╭─ Provided information

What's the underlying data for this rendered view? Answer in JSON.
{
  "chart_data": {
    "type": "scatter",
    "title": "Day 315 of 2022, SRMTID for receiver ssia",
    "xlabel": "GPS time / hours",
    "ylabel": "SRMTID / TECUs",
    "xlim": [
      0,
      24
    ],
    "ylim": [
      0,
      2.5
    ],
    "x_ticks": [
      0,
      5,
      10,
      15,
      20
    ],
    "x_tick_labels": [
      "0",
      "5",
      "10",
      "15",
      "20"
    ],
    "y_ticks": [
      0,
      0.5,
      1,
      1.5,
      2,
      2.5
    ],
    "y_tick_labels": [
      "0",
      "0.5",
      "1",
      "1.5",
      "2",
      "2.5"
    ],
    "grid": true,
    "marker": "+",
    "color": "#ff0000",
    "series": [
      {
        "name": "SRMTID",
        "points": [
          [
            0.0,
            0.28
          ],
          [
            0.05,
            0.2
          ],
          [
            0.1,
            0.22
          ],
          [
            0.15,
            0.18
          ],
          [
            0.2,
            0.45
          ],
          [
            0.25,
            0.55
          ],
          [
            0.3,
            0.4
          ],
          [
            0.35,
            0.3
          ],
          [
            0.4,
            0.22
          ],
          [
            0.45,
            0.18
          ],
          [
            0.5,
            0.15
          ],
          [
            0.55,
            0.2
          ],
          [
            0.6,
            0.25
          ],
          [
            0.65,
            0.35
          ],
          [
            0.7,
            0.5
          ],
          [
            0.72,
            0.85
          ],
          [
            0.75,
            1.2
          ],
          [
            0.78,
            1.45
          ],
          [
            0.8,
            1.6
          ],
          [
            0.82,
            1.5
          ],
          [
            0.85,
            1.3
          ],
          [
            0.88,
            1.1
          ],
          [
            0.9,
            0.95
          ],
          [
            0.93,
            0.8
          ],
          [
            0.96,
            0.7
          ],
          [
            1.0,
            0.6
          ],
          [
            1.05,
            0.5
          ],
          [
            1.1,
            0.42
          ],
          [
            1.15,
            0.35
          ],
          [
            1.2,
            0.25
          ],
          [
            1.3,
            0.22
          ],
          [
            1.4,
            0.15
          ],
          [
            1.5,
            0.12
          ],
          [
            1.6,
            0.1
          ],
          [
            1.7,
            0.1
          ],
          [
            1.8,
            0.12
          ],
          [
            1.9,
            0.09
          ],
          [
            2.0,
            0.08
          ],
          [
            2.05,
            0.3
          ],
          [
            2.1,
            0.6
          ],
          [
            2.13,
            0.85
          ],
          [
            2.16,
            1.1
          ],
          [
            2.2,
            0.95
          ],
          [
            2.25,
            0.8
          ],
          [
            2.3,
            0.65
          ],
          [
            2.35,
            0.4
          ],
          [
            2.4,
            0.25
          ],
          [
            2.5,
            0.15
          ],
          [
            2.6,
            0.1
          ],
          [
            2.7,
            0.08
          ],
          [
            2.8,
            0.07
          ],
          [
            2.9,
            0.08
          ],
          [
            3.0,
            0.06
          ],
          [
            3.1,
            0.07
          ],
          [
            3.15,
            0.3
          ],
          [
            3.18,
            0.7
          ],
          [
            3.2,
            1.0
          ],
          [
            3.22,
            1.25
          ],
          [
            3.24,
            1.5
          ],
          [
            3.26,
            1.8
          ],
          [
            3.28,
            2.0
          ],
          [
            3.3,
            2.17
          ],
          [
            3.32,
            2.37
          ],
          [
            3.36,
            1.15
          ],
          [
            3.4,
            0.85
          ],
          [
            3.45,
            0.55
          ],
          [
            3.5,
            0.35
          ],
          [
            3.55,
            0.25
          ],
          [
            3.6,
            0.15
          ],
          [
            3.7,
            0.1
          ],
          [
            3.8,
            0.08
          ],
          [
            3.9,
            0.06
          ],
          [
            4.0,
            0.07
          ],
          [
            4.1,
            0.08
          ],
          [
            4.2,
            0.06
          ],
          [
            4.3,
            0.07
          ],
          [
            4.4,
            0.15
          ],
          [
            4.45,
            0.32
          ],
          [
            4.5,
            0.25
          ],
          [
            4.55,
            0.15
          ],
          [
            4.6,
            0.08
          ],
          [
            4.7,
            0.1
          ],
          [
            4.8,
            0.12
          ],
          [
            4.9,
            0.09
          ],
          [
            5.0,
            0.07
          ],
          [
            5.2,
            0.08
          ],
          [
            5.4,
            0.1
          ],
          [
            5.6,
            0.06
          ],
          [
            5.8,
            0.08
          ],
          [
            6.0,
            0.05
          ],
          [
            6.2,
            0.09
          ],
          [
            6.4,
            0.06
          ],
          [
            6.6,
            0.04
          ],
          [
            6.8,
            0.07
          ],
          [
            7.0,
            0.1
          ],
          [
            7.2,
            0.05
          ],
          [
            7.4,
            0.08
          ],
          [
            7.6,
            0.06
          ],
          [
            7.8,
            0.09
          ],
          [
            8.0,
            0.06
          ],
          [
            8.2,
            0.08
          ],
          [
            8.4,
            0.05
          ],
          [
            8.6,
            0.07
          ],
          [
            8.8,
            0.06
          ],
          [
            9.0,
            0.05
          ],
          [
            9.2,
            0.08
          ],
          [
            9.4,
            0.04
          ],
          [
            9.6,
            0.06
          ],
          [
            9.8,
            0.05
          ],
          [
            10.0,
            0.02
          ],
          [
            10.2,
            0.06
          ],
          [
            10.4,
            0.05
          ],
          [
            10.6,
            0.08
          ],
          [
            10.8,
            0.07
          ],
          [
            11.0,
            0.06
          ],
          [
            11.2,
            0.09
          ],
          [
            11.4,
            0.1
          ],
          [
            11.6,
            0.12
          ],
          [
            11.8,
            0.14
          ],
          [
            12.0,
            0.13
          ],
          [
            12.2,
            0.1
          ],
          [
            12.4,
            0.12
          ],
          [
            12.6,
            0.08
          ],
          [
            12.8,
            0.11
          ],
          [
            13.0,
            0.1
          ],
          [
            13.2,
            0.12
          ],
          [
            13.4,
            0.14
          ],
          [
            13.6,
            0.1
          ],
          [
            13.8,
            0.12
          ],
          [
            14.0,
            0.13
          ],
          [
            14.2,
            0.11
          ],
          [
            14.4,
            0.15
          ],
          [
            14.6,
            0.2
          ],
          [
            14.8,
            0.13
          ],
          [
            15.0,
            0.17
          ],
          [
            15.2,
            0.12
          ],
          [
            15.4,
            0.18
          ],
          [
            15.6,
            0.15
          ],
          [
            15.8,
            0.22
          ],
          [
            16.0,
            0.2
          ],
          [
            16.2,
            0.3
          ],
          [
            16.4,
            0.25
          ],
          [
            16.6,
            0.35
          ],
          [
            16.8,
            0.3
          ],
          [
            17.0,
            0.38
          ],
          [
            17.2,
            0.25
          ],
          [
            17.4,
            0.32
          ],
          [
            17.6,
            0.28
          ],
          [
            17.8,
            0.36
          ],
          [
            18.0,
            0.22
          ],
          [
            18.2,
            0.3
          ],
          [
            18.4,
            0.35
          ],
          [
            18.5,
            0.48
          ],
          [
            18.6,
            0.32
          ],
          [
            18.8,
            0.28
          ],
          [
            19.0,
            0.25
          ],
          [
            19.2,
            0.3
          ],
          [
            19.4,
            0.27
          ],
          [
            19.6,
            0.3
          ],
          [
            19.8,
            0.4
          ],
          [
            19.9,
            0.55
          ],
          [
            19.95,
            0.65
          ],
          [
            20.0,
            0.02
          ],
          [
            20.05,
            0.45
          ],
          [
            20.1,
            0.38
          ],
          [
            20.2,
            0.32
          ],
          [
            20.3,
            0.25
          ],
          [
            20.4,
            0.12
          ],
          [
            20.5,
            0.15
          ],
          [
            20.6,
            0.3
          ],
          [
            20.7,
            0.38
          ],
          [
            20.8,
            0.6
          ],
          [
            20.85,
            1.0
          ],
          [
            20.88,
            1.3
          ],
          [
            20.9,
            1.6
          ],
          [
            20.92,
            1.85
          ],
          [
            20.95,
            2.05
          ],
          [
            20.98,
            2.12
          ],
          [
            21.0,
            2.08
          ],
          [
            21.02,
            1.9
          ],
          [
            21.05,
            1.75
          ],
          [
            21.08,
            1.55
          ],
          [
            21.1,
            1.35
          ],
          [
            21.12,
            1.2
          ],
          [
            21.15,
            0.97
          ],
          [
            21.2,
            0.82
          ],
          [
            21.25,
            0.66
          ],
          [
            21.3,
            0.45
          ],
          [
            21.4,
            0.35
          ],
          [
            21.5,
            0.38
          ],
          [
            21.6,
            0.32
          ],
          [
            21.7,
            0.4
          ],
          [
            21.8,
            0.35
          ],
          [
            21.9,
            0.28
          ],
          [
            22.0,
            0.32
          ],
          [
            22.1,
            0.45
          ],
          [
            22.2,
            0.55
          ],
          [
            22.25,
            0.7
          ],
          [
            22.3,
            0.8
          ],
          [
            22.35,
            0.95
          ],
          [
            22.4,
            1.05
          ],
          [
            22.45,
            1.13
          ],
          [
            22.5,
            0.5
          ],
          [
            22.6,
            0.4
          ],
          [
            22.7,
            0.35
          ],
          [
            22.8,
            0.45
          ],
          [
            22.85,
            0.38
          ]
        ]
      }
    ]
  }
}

╰─

§ Requirement: In the listing above, locate each line with "SRMTID" and copy it.

§ Solution:
    "title": "Day 315 of 2022, SRMTID for receiver ssia",
    "ylabel": "SRMTID / TECUs",
        "name": "SRMTID",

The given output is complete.